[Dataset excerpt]

(begin)

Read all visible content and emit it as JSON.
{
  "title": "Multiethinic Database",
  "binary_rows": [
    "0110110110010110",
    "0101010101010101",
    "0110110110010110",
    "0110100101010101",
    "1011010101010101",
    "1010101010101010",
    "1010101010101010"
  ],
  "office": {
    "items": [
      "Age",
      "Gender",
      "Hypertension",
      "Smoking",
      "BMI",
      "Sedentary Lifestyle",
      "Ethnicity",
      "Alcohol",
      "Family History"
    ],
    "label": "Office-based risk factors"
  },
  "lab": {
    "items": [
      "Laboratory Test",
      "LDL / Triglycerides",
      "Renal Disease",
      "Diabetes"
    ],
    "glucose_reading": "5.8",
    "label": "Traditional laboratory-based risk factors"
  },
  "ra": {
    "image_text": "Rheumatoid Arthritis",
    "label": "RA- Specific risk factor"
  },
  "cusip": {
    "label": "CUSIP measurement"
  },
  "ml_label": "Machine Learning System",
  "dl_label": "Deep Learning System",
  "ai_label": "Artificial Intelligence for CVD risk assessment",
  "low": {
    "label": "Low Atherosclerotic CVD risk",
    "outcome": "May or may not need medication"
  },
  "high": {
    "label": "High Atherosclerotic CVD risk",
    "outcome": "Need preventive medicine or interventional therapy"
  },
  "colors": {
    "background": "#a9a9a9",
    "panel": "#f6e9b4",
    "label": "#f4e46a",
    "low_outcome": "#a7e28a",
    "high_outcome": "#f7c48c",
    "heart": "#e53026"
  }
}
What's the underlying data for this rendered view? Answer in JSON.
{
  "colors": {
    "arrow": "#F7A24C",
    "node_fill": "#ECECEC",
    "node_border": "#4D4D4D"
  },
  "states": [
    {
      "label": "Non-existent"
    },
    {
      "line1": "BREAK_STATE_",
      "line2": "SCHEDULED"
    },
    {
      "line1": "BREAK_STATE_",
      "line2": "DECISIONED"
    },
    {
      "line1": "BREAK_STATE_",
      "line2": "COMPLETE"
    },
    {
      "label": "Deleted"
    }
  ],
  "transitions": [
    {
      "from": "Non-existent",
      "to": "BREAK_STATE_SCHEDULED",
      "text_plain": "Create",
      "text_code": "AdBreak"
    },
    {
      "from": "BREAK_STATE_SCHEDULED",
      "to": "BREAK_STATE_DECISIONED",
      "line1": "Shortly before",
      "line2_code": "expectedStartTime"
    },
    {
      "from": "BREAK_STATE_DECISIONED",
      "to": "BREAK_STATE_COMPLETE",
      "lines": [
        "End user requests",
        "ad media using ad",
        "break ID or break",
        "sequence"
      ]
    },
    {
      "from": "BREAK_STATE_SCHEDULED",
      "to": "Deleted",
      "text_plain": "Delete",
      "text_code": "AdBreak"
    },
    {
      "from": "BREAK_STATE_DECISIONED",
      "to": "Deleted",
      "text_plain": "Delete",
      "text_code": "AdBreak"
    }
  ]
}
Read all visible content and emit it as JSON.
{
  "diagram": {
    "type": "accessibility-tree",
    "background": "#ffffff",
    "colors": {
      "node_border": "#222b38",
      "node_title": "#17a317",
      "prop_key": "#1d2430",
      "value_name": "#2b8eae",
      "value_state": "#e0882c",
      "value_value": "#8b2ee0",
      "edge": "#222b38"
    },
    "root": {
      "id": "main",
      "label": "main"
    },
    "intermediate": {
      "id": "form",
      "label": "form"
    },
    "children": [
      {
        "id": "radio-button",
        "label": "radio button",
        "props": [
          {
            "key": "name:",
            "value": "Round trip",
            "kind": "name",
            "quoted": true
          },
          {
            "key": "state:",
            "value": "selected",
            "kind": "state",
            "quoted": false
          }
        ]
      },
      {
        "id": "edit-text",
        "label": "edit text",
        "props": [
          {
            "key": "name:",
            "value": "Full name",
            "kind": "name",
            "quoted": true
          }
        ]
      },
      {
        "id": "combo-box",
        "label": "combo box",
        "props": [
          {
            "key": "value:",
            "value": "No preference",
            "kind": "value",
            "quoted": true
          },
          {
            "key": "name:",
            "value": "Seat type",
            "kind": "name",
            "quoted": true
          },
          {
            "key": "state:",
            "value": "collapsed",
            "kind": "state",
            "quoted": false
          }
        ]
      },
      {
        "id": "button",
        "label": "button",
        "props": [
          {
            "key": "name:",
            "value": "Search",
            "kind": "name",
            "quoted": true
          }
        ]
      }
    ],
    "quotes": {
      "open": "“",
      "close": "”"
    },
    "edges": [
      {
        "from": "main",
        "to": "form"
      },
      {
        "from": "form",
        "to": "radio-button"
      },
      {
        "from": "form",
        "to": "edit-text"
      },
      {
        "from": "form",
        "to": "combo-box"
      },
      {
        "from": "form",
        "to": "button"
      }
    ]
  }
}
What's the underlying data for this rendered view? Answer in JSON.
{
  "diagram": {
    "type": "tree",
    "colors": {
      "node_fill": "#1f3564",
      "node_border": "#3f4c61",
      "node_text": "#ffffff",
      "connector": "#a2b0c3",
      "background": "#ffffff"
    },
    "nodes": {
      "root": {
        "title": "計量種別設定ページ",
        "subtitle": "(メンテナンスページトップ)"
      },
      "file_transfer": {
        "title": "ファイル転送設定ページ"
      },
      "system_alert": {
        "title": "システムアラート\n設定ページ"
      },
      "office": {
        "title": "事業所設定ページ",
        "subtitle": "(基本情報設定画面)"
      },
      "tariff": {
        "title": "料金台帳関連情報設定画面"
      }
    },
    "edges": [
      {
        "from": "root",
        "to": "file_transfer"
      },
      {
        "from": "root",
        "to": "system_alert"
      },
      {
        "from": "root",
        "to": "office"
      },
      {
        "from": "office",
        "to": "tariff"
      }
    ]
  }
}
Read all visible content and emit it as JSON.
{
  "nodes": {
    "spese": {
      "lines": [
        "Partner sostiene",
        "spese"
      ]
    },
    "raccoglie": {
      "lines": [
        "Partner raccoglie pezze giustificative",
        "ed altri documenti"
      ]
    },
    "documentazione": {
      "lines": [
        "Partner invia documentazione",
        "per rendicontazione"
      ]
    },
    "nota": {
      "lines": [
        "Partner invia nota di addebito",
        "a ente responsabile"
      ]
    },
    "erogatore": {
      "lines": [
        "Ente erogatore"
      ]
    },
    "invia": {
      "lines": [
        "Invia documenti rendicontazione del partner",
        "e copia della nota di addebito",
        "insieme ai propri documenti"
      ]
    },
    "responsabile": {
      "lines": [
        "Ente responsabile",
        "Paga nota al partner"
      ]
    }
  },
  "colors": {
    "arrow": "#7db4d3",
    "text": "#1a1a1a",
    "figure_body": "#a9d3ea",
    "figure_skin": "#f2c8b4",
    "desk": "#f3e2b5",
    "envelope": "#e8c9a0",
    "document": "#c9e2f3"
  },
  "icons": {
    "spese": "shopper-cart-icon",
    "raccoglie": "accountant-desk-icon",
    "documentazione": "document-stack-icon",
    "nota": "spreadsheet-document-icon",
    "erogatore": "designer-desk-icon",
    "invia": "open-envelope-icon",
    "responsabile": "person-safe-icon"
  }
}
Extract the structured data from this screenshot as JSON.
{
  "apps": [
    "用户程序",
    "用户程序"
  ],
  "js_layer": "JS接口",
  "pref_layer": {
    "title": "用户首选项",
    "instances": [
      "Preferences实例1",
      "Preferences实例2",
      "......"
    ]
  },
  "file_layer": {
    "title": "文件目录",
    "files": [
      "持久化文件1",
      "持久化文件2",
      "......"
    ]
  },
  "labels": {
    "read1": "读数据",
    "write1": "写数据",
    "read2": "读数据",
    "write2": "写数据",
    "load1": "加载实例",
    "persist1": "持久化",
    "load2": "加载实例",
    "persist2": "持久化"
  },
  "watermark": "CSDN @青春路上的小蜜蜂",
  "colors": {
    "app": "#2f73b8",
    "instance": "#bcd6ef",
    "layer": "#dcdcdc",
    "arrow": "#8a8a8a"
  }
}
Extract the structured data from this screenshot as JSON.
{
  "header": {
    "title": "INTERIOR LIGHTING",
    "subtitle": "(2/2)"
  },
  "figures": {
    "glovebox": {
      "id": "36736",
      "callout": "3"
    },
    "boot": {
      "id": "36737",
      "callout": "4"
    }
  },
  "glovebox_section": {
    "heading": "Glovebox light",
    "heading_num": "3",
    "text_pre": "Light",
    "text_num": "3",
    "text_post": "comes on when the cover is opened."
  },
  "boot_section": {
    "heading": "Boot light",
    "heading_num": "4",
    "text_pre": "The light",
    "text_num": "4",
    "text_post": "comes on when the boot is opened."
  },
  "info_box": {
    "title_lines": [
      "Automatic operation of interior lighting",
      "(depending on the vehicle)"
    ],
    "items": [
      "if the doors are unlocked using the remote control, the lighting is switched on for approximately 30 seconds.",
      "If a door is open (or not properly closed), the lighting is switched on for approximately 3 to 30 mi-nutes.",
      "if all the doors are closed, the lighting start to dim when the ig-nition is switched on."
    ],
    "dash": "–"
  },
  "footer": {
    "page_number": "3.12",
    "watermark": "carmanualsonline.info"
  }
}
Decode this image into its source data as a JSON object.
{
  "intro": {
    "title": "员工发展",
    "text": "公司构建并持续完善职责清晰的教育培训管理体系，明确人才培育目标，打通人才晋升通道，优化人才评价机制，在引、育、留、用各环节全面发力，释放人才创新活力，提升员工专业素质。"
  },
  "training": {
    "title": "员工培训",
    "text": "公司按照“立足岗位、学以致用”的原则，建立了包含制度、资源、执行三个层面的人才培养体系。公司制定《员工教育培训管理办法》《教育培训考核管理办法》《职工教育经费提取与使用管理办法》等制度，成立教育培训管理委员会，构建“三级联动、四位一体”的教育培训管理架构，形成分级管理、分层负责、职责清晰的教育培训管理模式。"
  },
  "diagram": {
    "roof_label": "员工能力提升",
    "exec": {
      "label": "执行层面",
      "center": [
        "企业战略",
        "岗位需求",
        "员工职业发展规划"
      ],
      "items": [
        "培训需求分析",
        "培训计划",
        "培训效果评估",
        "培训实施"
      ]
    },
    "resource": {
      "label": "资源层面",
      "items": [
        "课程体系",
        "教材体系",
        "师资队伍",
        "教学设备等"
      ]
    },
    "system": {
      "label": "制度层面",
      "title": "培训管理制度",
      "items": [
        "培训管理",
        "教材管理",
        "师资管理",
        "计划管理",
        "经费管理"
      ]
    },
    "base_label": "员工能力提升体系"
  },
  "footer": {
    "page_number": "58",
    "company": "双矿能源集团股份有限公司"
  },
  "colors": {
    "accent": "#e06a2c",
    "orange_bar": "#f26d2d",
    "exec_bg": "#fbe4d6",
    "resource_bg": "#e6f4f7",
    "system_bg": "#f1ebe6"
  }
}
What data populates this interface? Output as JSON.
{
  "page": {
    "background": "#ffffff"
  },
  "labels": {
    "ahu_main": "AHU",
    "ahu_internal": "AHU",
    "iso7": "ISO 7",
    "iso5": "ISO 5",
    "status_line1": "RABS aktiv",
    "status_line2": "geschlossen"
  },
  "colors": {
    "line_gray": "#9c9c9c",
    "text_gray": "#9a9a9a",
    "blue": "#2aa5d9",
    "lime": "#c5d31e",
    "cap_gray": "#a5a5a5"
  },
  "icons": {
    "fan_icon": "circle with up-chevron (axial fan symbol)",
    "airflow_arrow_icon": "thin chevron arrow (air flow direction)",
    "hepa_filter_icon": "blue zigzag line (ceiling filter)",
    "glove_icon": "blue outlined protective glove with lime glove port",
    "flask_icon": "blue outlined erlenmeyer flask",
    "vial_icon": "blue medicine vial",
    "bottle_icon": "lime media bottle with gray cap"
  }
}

(end)

Description of the task:
Copy all lines of the material above where the string "Learning" occurs.

Task result:
  "ml_label": "Machine Learning System",
  "dl_label": "Deep Learning System",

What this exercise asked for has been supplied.